[GIVEN TASK]:
Repeat all the material exactly; pictures stay out of your copy.
▽
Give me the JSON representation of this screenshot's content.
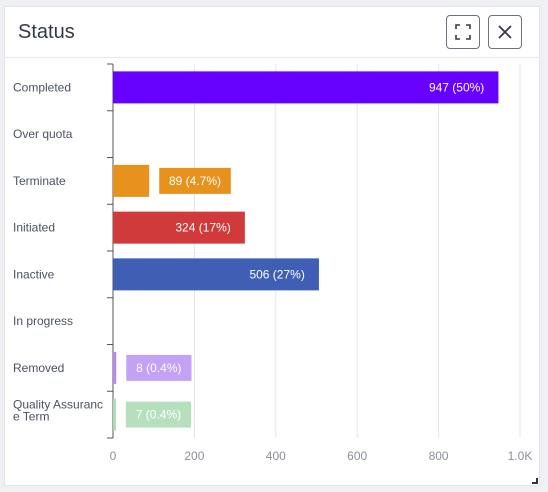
{
  "panel": {
    "title": "Status",
    "expand_icon": "expand-icon",
    "close_icon": "close-icon"
  },
  "chart_data": {
    "type": "bar",
    "orientation": "horizontal",
    "title": "",
    "xlabel": "",
    "ylabel": "",
    "categories": [
      "Completed",
      "Over quota",
      "Terminate",
      "Initiated",
      "Inactive",
      "In progress",
      "Removed",
      "Quality Assurance Term"
    ],
    "values": [
      947,
      0,
      89,
      324,
      506,
      0,
      8,
      7
    ],
    "data_labels": [
      "947 (50%)",
      "",
      "89 (4.7%)",
      "324 (17%)",
      "506 (27%)",
      "",
      "8 (0.4%)",
      "7 (0.4%)"
    ],
    "colors": [
      "#6600ff",
      "#cccccc",
      "#e8921e",
      "#d03a3a",
      "#3f5fb5",
      "#cccccc",
      "#b48cf0",
      "#a8dcb0"
    ],
    "label_bg_colors": [
      "#6600ff",
      "#cccccc",
      "#e8921e",
      "#d03a3a",
      "#3f5fb5",
      "#cccccc",
      "#c3a1f5",
      "#b6e0bd"
    ],
    "xlim": [
      0,
      1000
    ],
    "x_ticks": [
      0,
      200,
      400,
      600,
      800,
      1000
    ],
    "x_tick_labels": [
      "0",
      "200",
      "400",
      "600",
      "800",
      "1.0K"
    ],
    "grid": true
  }
}
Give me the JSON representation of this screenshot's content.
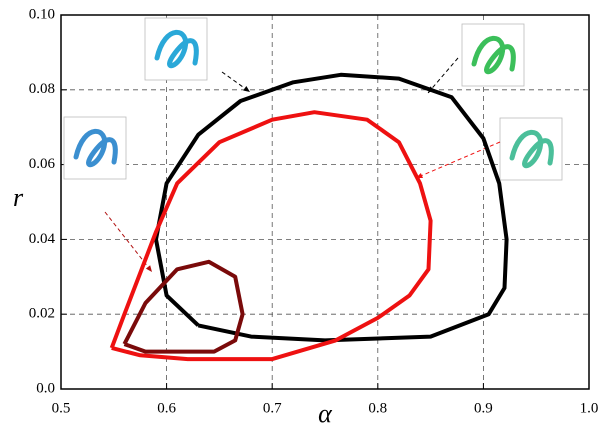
{
  "chart_data": {
    "type": "line",
    "x_label": "α",
    "y_label": "r",
    "xlim": [
      0.5,
      1.0
    ],
    "xticks": [
      0.5,
      0.6,
      0.7,
      0.8,
      0.9,
      {
        "value": 1.0,
        "label": "1.0"
      }
    ],
    "ylim": [
      0,
      0.1
    ],
    "yticks": [
      {
        "value": 0,
        "label": "0.0"
      },
      0.02,
      0.04,
      0.06,
      0.08,
      {
        "value": 0.1,
        "label": "0.10"
      }
    ],
    "grid": true,
    "series": [
      {
        "color": "#000000",
        "x": [
          0.63,
          0.6,
          0.59,
          0.6,
          0.63,
          0.67,
          0.72,
          0.765,
          0.82,
          0.87,
          0.9,
          0.915,
          0.922,
          0.92,
          0.905,
          0.85,
          0.75,
          0.68,
          0.63
        ],
        "values": [
          0.017,
          0.025,
          0.04,
          0.055,
          0.068,
          0.077,
          0.082,
          0.084,
          0.083,
          0.078,
          0.067,
          0.055,
          0.04,
          0.027,
          0.02,
          0.014,
          0.013,
          0.014,
          0.017
        ]
      },
      {
        "color": "#ee1111",
        "x": [
          0.548,
          0.56,
          0.59,
          0.61,
          0.65,
          0.7,
          0.74,
          0.79,
          0.82,
          0.84,
          0.85,
          0.848,
          0.83,
          0.8,
          0.76,
          0.7,
          0.62,
          0.575,
          0.548
        ],
        "values": [
          0.011,
          0.02,
          0.042,
          0.055,
          0.066,
          0.072,
          0.074,
          0.072,
          0.066,
          0.055,
          0.045,
          0.032,
          0.025,
          0.019,
          0.013,
          0.008,
          0.008,
          0.009,
          0.011
        ]
      },
      {
        "color": "#7a0a0a",
        "x": [
          0.56,
          0.58,
          0.61,
          0.64,
          0.665,
          0.672,
          0.665,
          0.645,
          0.58,
          0.56
        ],
        "values": [
          0.012,
          0.023,
          0.032,
          0.034,
          0.03,
          0.02,
          0.013,
          0.01,
          0.01,
          0.012
        ]
      }
    ]
  }
}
△
[ANSWER IN FULL]:
Give me the JSON representation of this screenshot's content.
{
  "panel": {
    "title": "Status",
    "expand_icon": "expand-icon",
    "close_icon": "close-icon"
  },
  "chart_data": {
    "type": "bar",
    "orientation": "horizontal",
    "title": "",
    "xlabel": "",
    "ylabel": "",
    "categories": [
      "Completed",
      "Over quota",
      "Terminate",
      "Initiated",
      "Inactive",
      "In progress",
      "Removed",
      "Quality Assurance Term"
    ],
    "values": [
      947,
      0,
      89,
      324,
      506,
      0,
      8,
      7
    ],
    "data_labels": [
      "947 (50%)",
      "",
      "89 (4.7%)",
      "324 (17%)",
      "506 (27%)",
      "",
      "8 (0.4%)",
      "7 (0.4%)"
    ],
    "colors": [
      "#6600ff",
      "#cccccc",
      "#e8921e",
      "#d03a3a",
      "#3f5fb5",
      "#cccccc",
      "#b48cf0",
      "#a8dcb0"
    ],
    "label_bg_colors": [
      "#6600ff",
      "#cccccc",
      "#e8921e",
      "#d03a3a",
      "#3f5fb5",
      "#cccccc",
      "#c3a1f5",
      "#b6e0bd"
    ],
    "xlim": [
      0,
      1000
    ],
    "x_ticks": [
      0,
      200,
      400,
      600,
      800,
      1000
    ],
    "x_tick_labels": [
      "0",
      "200",
      "400",
      "600",
      "800",
      "1.0K"
    ],
    "grid": true
  }
}
Give me the JSON representation of this screenshot's content.
{
  "chart_data": {
    "type": "line",
    "x_label": "α",
    "y_label": "r",
    "xlim": [
      0.5,
      1.0
    ],
    "xticks": [
      0.5,
      0.6,
      0.7,
      0.8,
      0.9,
      {
        "value": 1.0,
        "label": "1.0"
      }
    ],
    "ylim": [
      0,
      0.1
    ],
    "yticks": [
      {
        "value": 0,
        "label": "0.0"
      },
      0.02,
      0.04,
      0.06,
      0.08,
      {
        "value": 0.1,
        "label": "0.10"
      }
    ],
    "grid": true,
    "series": [
      {
        "color": "#000000",
        "x": [
          0.63,
          0.6,
          0.59,
          0.6,
          0.63,
          0.67,
          0.72,
          0.765,
          0.82,
          0.87,
          0.9,
          0.915,
          0.922,
          0.92,
          0.905,
          0.85,
          0.75,
          0.68,
          0.63
        ],
        "values": [
          0.017,
          0.025,
          0.04,
          0.055,
          0.068,
          0.077,
          0.082,
          0.084,
          0.083,
          0.078,
          0.067,
          0.055,
          0.04,
          0.027,
          0.02,
          0.014,
          0.013,
          0.014,
          0.017
        ]
      },
      {
        "color": "#ee1111",
        "x": [
          0.548,
          0.56,
          0.59,
          0.61,
          0.65,
          0.7,
          0.74,
          0.79,
          0.82,
          0.84,
          0.85,
          0.848,
          0.83,
          0.8,
          0.76,
          0.7,
          0.62,
          0.575,
          0.548
        ],
        "values": [
          0.011,
          0.02,
          0.042,
          0.055,
          0.066,
          0.072,
          0.074,
          0.072,
          0.066,
          0.055,
          0.045,
          0.032,
          0.025,
          0.019,
          0.013,
          0.008,
          0.008,
          0.009,
          0.011
        ]
      },
      {
        "color": "#7a0a0a",
        "x": [
          0.56,
          0.58,
          0.61,
          0.64,
          0.665,
          0.672,
          0.665,
          0.645,
          0.58,
          0.56
        ],
        "values": [
          0.012,
          0.023,
          0.032,
          0.034,
          0.03,
          0.02,
          0.013,
          0.01,
          0.01,
          0.012
        ]
      }
    ]
  }
}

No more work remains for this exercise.